Count every line where "Output" occurs. Give the total alone.
┄┄┄┄┄┄┄┄┄┄
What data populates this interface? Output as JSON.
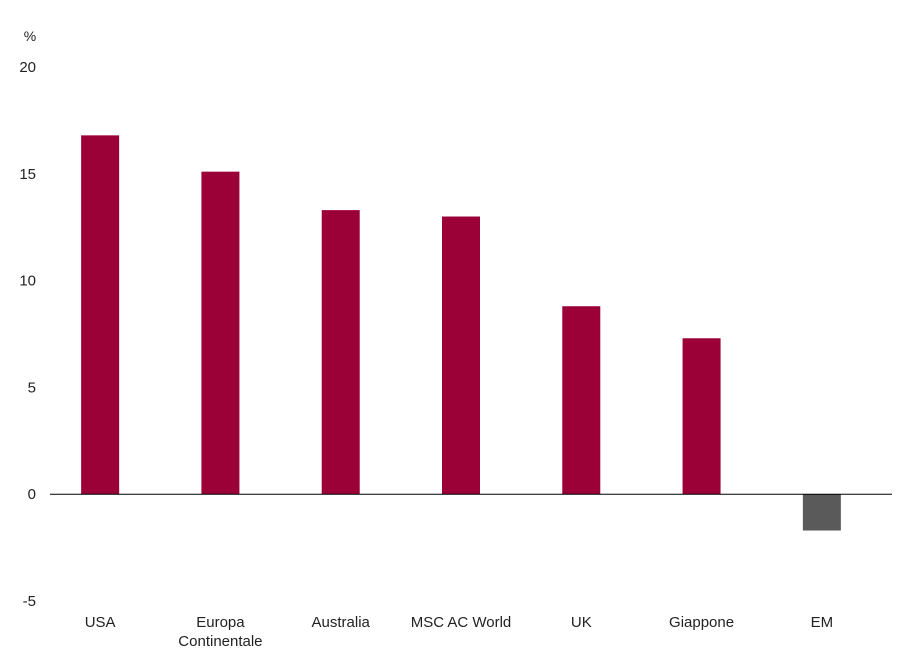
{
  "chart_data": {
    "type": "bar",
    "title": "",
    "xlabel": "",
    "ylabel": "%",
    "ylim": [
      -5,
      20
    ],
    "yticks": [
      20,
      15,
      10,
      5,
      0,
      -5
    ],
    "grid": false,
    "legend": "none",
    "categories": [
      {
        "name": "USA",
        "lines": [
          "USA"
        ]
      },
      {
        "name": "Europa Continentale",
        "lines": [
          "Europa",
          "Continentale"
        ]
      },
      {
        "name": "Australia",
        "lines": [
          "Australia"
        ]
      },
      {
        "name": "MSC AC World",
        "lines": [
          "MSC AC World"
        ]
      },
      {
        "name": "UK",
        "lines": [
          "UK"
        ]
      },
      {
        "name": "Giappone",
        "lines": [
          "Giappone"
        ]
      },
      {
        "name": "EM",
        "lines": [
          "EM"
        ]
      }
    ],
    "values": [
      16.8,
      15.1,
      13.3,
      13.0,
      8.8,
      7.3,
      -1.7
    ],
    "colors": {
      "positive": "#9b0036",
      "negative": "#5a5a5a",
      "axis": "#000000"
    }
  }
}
┄┄┄┄┄┄┄┄┄┄
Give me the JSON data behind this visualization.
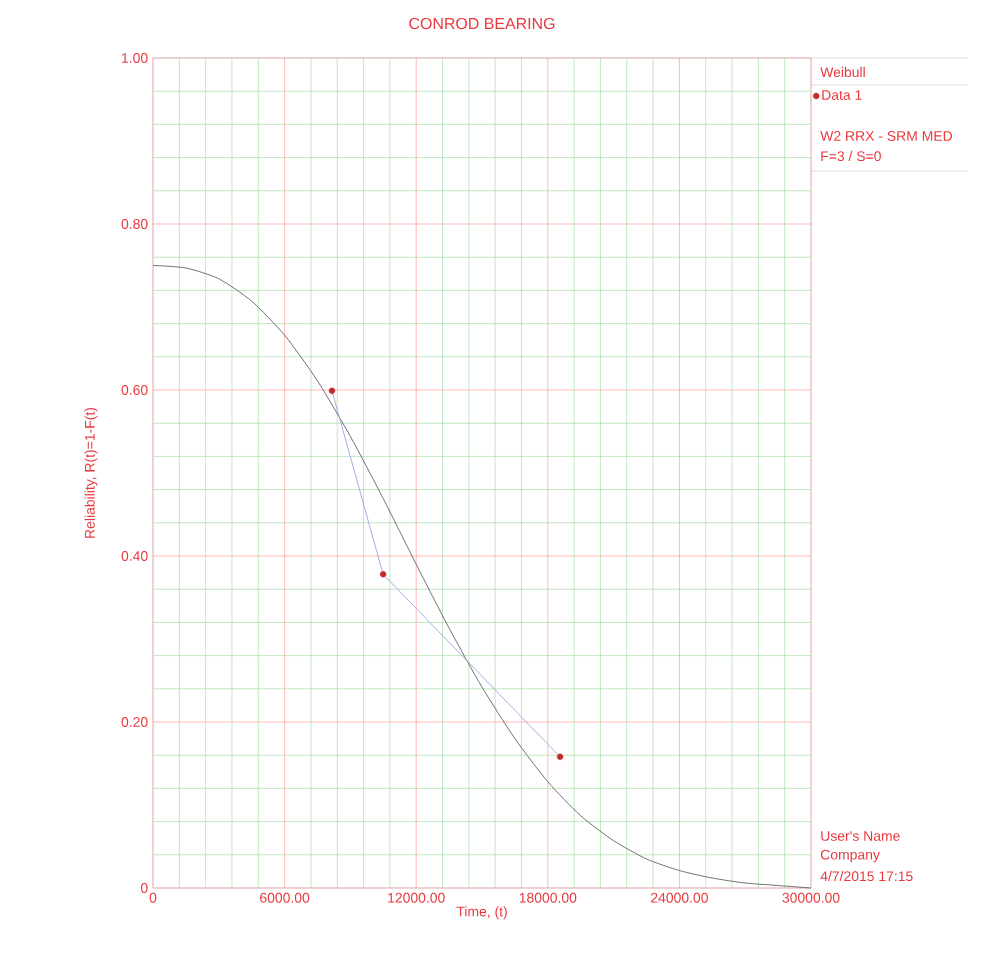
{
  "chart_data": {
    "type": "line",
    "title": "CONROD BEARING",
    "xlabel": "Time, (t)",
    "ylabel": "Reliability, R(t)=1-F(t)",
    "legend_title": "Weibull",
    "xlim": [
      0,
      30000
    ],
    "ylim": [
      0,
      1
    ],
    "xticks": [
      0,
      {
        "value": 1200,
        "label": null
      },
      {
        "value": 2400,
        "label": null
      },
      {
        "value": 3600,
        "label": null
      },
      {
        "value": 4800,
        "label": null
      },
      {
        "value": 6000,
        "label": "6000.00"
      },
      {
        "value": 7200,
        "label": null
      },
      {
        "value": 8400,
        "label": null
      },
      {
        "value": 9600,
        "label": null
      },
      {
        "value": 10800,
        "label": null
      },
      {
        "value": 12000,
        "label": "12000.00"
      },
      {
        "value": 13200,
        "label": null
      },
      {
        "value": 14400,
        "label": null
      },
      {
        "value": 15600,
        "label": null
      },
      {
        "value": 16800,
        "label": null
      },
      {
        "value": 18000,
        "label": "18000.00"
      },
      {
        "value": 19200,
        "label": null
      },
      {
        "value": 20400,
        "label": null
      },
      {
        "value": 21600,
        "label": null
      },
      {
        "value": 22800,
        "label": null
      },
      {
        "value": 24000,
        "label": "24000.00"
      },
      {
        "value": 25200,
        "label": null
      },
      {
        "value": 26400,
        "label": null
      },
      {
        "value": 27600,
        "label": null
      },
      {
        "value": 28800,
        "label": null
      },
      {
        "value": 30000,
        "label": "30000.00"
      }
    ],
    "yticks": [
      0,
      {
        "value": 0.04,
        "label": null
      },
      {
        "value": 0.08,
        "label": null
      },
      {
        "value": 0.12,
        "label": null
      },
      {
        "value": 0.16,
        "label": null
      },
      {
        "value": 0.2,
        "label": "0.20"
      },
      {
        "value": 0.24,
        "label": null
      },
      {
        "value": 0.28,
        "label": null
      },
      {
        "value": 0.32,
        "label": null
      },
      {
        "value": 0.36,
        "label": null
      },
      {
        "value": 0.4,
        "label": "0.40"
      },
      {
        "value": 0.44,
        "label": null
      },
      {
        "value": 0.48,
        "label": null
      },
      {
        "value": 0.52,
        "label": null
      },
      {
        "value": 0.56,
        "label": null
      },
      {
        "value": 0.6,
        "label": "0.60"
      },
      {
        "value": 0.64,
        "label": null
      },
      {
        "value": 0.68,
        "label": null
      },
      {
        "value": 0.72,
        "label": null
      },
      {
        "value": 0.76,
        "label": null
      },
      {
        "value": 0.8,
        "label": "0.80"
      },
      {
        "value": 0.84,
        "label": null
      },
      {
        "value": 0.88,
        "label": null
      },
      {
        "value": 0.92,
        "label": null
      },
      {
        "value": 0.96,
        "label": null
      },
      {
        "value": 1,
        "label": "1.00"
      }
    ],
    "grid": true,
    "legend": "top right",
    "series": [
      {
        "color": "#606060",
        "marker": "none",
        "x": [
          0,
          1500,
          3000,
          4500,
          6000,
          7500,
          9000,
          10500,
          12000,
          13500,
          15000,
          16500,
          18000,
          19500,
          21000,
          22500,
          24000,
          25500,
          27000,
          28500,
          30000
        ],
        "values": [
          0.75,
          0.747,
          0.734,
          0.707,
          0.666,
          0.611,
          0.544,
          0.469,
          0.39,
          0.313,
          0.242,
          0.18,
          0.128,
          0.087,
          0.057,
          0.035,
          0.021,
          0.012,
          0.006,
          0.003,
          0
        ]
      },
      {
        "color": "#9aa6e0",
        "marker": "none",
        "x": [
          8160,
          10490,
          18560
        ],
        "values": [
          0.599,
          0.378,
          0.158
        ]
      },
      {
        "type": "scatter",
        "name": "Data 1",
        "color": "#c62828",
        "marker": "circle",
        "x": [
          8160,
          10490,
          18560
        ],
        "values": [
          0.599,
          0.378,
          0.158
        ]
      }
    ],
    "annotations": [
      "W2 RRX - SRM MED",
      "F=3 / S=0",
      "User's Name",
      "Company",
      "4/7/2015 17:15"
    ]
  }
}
┄┄┄┄┄┄┄┄┄┄
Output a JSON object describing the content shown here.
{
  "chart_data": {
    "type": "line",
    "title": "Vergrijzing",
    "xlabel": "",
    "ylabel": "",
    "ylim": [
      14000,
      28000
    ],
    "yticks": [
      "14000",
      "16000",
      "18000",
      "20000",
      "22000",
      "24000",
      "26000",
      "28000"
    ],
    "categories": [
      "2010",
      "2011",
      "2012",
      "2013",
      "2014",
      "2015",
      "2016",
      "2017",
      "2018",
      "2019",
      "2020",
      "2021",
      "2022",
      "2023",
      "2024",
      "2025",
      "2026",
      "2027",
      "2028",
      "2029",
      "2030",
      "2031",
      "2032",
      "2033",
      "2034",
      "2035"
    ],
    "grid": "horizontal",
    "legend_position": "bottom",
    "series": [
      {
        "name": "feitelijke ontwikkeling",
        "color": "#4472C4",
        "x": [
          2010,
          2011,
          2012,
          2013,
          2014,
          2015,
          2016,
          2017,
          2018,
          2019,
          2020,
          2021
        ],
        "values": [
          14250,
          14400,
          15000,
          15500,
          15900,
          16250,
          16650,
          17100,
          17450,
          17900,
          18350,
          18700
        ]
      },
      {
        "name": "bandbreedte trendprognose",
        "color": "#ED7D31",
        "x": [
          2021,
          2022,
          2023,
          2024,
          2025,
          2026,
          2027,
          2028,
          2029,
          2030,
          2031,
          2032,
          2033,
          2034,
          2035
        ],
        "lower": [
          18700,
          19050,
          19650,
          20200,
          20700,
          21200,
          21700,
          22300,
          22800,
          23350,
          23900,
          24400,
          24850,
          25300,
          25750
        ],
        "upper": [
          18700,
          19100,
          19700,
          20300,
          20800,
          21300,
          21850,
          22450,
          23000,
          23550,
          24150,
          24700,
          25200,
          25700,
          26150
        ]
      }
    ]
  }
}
┄┄┄┄┄┄┄┄┄┄
> _The reply_: 2